Reproduce the entries below unchanged, except swap every "panel-frame" for "plot-frame".

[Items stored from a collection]
::::::::::

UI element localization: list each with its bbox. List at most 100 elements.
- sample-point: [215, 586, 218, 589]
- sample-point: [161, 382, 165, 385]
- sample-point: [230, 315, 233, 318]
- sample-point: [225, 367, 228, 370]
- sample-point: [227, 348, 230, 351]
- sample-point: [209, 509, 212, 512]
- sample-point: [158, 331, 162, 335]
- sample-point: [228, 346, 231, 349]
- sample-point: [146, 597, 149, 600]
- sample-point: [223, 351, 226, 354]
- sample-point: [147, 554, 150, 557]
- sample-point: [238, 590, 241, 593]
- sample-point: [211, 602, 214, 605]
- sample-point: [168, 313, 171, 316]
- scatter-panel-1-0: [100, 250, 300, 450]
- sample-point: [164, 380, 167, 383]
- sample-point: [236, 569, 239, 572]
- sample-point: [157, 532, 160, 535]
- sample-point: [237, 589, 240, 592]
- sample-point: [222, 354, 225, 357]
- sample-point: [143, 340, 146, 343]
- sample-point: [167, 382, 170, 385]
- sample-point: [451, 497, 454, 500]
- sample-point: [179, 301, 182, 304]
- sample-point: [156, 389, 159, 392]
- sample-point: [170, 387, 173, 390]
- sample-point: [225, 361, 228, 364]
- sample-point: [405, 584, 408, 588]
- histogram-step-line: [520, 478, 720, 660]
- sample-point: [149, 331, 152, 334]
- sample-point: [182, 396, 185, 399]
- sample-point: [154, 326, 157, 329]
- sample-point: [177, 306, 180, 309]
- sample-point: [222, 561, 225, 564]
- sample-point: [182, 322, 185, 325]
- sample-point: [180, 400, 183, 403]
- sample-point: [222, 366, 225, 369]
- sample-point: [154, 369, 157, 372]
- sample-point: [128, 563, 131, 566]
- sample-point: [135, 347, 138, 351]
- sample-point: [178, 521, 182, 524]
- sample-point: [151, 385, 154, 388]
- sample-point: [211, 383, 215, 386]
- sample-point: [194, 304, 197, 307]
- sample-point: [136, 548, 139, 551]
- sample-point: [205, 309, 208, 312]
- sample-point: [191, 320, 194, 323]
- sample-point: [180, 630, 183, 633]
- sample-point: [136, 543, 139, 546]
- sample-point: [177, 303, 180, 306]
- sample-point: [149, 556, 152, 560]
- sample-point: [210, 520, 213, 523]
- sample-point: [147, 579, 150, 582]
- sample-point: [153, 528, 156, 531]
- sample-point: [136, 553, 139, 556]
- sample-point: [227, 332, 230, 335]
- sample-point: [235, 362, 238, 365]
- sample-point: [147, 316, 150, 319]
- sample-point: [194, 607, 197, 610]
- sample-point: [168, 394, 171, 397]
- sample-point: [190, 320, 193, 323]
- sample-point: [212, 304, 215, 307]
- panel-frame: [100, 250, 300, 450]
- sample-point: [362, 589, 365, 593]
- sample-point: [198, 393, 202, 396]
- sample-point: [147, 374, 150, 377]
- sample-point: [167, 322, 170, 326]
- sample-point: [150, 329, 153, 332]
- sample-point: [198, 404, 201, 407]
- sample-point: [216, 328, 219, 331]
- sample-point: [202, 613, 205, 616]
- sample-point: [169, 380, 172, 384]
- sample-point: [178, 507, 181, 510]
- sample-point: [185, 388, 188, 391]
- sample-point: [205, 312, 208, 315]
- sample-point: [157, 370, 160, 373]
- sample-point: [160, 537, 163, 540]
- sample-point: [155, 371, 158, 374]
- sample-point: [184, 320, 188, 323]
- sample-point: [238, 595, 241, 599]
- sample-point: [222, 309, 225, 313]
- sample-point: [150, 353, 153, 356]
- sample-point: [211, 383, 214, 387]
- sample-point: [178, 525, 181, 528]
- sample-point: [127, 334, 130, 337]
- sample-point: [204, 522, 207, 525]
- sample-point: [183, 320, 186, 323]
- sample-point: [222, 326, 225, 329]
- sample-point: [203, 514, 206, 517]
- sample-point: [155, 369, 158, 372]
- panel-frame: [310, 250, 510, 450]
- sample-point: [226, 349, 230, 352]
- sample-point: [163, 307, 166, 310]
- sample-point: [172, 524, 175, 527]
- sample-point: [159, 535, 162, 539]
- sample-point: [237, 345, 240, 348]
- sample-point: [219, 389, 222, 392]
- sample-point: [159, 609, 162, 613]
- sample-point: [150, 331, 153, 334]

::::::::::

#### SOLUTION:
UI element localization: list each with its bbox. List at most 100 elements.
- sample-point: [215, 586, 218, 589]
- sample-point: [161, 382, 165, 385]
- sample-point: [230, 315, 233, 318]
- sample-point: [225, 367, 228, 370]
- sample-point: [227, 348, 230, 351]
- sample-point: [209, 509, 212, 512]
- sample-point: [158, 331, 162, 335]
- sample-point: [228, 346, 231, 349]
- sample-point: [146, 597, 149, 600]
- sample-point: [223, 351, 226, 354]
- sample-point: [147, 554, 150, 557]
- sample-point: [238, 590, 241, 593]
- sample-point: [211, 602, 214, 605]
- sample-point: [168, 313, 171, 316]
- scatter-panel-1-0: [100, 250, 300, 450]
- sample-point: [164, 380, 167, 383]
- sample-point: [236, 569, 239, 572]
- sample-point: [157, 532, 160, 535]
- sample-point: [237, 589, 240, 592]
- sample-point: [222, 354, 225, 357]
- sample-point: [143, 340, 146, 343]
- sample-point: [167, 382, 170, 385]
- sample-point: [451, 497, 454, 500]
- sample-point: [179, 301, 182, 304]
- sample-point: [156, 389, 159, 392]
- sample-point: [170, 387, 173, 390]
- sample-point: [225, 361, 228, 364]
- sample-point: [405, 584, 408, 588]
- histogram-step-line: [520, 478, 720, 660]
- sample-point: [149, 331, 152, 334]
- sample-point: [182, 396, 185, 399]
- sample-point: [154, 326, 157, 329]
- sample-point: [177, 306, 180, 309]
- sample-point: [222, 561, 225, 564]
- sample-point: [182, 322, 185, 325]
- sample-point: [180, 400, 183, 403]
- sample-point: [222, 366, 225, 369]
- sample-point: [154, 369, 157, 372]
- sample-point: [128, 563, 131, 566]
- sample-point: [135, 347, 138, 351]
- sample-point: [178, 521, 182, 524]
- sample-point: [151, 385, 154, 388]
- sample-point: [211, 383, 215, 386]
- sample-point: [194, 304, 197, 307]
- sample-point: [136, 548, 139, 551]
- sample-point: [205, 309, 208, 312]
- sample-point: [191, 320, 194, 323]
- sample-point: [180, 630, 183, 633]
- sample-point: [136, 543, 139, 546]
- sample-point: [177, 303, 180, 306]
- sample-point: [149, 556, 152, 560]
- sample-point: [210, 520, 213, 523]
- sample-point: [147, 579, 150, 582]
- sample-point: [153, 528, 156, 531]
- sample-point: [136, 553, 139, 556]
- sample-point: [227, 332, 230, 335]
- sample-point: [235, 362, 238, 365]
- sample-point: [147, 316, 150, 319]
- sample-point: [194, 607, 197, 610]
- sample-point: [168, 394, 171, 397]
- sample-point: [190, 320, 193, 323]
- sample-point: [212, 304, 215, 307]
- plot-frame: [100, 250, 300, 450]
- sample-point: [362, 589, 365, 593]
- sample-point: [198, 393, 202, 396]
- sample-point: [147, 374, 150, 377]
- sample-point: [167, 322, 170, 326]
- sample-point: [150, 329, 153, 332]
- sample-point: [198, 404, 201, 407]
- sample-point: [216, 328, 219, 331]
- sample-point: [202, 613, 205, 616]
- sample-point: [169, 380, 172, 384]
- sample-point: [178, 507, 181, 510]
- sample-point: [185, 388, 188, 391]
- sample-point: [205, 312, 208, 315]
- sample-point: [157, 370, 160, 373]
- sample-point: [160, 537, 163, 540]
- sample-point: [155, 371, 158, 374]
- sample-point: [184, 320, 188, 323]
- sample-point: [238, 595, 241, 599]
- sample-point: [222, 309, 225, 313]
- sample-point: [150, 353, 153, 356]
- sample-point: [211, 383, 214, 387]
- sample-point: [178, 525, 181, 528]
- sample-point: [127, 334, 130, 337]
- sample-point: [204, 522, 207, 525]
- sample-point: [183, 320, 186, 323]
- sample-point: [222, 326, 225, 329]
- sample-point: [203, 514, 206, 517]
- sample-point: [155, 369, 158, 372]
- plot-frame: [310, 250, 510, 450]
- sample-point: [226, 349, 230, 352]
- sample-point: [163, 307, 166, 310]
- sample-point: [172, 524, 175, 527]
- sample-point: [159, 535, 162, 539]
- sample-point: [237, 345, 240, 348]
- sample-point: [219, 389, 222, 392]
- sample-point: [159, 609, 162, 613]
- sample-point: [150, 331, 153, 334]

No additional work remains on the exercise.